RECORDED INFORMATION

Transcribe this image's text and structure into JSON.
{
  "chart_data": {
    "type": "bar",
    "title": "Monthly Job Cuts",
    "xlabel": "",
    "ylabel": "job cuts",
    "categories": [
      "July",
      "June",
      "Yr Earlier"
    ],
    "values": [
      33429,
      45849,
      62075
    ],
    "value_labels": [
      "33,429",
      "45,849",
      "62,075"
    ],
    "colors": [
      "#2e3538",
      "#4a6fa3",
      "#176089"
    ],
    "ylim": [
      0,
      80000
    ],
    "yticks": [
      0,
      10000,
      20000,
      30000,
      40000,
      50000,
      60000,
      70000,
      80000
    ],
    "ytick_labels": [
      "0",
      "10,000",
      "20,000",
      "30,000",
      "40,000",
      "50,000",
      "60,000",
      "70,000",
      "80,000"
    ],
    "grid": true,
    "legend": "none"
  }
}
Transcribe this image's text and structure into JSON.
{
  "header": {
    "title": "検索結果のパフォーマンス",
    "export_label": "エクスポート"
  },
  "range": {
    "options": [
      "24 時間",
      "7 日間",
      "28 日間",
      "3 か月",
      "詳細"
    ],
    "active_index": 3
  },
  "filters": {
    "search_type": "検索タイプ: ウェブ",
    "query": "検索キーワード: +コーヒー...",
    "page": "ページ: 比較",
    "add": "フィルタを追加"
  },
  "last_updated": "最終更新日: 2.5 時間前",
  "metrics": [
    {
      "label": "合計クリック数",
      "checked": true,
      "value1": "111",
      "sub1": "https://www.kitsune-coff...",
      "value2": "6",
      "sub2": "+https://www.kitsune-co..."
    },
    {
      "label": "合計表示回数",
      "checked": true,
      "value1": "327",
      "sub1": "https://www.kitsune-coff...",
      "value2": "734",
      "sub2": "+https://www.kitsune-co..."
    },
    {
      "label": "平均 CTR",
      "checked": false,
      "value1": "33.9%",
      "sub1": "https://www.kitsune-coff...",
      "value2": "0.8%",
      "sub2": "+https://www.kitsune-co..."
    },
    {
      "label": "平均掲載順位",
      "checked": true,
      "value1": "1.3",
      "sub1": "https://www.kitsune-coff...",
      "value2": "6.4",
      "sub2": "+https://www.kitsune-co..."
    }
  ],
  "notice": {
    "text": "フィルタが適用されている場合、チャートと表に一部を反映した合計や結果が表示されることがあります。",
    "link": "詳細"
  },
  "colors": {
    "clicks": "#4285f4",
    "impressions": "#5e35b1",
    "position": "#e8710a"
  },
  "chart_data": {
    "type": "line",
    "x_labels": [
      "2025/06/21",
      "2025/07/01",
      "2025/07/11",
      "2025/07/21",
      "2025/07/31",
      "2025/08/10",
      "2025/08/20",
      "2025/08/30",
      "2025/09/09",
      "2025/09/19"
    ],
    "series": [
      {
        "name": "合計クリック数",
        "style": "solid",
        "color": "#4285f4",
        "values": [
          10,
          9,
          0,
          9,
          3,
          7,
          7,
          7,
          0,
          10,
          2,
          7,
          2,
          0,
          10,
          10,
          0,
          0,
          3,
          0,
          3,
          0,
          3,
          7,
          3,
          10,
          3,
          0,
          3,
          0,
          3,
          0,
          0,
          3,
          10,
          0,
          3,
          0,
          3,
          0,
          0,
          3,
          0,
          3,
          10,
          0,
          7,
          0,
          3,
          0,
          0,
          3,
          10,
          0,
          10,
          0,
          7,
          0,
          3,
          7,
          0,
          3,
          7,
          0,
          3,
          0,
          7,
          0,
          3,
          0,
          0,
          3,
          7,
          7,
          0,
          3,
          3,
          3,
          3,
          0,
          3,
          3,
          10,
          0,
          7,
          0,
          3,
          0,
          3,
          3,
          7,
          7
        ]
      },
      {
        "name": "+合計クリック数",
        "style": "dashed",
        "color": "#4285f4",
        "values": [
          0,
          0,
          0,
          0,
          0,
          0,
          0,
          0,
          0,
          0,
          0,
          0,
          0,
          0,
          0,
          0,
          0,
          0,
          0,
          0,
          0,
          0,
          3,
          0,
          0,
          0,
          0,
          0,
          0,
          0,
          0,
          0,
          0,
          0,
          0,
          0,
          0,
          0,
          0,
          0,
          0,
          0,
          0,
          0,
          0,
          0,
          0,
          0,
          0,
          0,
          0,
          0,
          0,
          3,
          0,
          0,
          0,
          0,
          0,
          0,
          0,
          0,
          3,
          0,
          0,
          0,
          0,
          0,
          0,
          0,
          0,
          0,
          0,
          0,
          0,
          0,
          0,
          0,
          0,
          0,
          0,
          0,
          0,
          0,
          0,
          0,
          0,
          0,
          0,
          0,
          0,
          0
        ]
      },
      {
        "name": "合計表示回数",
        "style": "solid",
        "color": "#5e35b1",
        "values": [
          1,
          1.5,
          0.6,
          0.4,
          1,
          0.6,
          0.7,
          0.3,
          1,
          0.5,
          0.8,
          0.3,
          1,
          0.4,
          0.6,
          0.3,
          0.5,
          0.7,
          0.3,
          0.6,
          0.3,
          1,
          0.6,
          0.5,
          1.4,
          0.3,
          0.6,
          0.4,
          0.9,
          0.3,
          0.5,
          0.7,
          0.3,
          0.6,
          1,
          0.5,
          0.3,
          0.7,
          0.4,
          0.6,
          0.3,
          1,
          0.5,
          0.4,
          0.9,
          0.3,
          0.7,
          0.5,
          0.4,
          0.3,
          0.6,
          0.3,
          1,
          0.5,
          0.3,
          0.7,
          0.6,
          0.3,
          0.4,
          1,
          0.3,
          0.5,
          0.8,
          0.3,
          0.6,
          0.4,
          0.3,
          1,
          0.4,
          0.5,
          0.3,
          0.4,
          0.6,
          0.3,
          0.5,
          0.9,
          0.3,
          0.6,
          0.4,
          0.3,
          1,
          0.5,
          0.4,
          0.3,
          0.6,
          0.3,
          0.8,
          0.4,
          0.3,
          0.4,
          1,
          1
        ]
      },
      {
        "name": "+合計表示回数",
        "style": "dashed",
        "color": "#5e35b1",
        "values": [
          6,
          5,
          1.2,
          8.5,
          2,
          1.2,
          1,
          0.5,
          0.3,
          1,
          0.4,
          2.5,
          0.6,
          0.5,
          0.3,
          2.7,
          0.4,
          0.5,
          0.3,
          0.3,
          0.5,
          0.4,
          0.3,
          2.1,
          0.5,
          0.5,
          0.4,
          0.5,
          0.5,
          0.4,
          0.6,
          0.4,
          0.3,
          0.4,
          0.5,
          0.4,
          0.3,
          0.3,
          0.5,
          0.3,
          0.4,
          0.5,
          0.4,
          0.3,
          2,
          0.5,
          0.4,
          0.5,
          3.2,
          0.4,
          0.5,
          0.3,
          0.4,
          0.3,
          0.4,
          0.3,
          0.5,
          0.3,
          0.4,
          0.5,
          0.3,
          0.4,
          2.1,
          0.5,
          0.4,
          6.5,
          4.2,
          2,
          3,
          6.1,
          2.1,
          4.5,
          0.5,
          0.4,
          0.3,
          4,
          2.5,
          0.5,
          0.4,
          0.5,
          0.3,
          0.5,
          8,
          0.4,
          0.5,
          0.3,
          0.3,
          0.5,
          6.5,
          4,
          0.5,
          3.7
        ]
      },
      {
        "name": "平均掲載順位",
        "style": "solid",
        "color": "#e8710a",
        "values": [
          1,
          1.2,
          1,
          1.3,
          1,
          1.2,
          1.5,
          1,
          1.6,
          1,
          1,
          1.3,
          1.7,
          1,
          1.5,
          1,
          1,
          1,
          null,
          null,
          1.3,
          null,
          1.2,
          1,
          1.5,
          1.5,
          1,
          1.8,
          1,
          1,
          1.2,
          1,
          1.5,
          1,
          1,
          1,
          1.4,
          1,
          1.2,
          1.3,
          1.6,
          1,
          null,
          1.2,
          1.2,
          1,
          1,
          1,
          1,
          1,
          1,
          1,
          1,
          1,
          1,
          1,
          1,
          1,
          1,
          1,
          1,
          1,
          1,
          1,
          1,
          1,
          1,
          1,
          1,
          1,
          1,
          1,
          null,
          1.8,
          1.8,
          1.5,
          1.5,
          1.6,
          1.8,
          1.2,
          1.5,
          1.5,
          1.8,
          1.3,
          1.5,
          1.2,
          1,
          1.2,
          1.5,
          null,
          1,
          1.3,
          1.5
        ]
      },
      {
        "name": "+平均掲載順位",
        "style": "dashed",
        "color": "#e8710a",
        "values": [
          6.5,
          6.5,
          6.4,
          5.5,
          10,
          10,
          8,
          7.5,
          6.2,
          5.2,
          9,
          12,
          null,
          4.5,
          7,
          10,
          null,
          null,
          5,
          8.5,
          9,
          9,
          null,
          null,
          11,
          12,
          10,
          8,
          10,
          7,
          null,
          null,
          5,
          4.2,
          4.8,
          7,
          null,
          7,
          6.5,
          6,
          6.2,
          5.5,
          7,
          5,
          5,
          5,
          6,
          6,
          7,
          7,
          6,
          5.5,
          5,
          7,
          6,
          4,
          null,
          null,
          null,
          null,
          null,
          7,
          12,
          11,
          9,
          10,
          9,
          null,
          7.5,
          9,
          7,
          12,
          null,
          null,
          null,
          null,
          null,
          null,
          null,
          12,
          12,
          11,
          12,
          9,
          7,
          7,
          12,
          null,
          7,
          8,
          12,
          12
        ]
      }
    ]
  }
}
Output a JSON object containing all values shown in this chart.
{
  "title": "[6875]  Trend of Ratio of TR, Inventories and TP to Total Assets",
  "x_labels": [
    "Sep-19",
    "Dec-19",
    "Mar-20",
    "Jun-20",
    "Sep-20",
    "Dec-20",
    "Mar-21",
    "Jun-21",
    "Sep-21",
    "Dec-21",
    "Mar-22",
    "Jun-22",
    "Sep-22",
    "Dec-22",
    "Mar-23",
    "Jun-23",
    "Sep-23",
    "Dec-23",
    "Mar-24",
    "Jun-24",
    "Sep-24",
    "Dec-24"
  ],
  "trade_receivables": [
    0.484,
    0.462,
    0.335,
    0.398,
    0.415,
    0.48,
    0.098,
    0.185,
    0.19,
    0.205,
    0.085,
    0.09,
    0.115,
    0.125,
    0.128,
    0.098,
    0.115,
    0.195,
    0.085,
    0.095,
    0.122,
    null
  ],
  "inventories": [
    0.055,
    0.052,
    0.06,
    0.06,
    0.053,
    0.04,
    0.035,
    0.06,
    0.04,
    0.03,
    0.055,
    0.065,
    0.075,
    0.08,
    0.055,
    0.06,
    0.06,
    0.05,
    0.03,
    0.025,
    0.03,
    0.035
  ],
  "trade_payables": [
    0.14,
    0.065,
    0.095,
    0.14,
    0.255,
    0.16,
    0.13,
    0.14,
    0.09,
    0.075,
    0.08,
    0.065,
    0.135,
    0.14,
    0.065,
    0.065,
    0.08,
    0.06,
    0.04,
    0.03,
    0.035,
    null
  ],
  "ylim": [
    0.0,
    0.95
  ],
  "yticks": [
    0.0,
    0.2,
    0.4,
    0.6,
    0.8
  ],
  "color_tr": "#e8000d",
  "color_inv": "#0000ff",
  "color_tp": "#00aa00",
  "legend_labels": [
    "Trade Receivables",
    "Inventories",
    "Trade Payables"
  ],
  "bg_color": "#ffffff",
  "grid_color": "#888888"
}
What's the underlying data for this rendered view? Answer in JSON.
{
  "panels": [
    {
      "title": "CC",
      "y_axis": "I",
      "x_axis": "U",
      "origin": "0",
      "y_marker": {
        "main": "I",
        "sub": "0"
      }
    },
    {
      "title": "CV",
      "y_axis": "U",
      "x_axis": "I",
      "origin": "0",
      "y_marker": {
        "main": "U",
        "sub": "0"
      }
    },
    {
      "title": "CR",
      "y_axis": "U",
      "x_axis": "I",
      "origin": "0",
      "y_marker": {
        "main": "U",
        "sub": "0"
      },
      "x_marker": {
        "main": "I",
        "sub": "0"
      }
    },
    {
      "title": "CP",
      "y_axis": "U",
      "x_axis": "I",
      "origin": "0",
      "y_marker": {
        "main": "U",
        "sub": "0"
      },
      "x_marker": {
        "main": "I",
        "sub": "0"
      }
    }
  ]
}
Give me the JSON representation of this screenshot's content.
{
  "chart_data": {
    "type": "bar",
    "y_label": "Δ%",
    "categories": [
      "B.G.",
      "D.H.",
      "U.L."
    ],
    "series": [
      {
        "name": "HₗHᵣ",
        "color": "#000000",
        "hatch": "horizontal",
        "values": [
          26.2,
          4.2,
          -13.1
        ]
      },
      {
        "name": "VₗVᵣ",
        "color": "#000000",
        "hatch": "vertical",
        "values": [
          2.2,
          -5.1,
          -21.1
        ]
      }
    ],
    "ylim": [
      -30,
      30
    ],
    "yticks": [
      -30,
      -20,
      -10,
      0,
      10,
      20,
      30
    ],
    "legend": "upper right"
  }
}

YOUR OBJECTIVE
Lines that hold the word "平均掲載順位" are the ones to return, every one of them.

SOLVED PROBLEM
      "label": "平均掲載順位",
        "name": "平均掲載順位",
        "name": "+平均掲載順位",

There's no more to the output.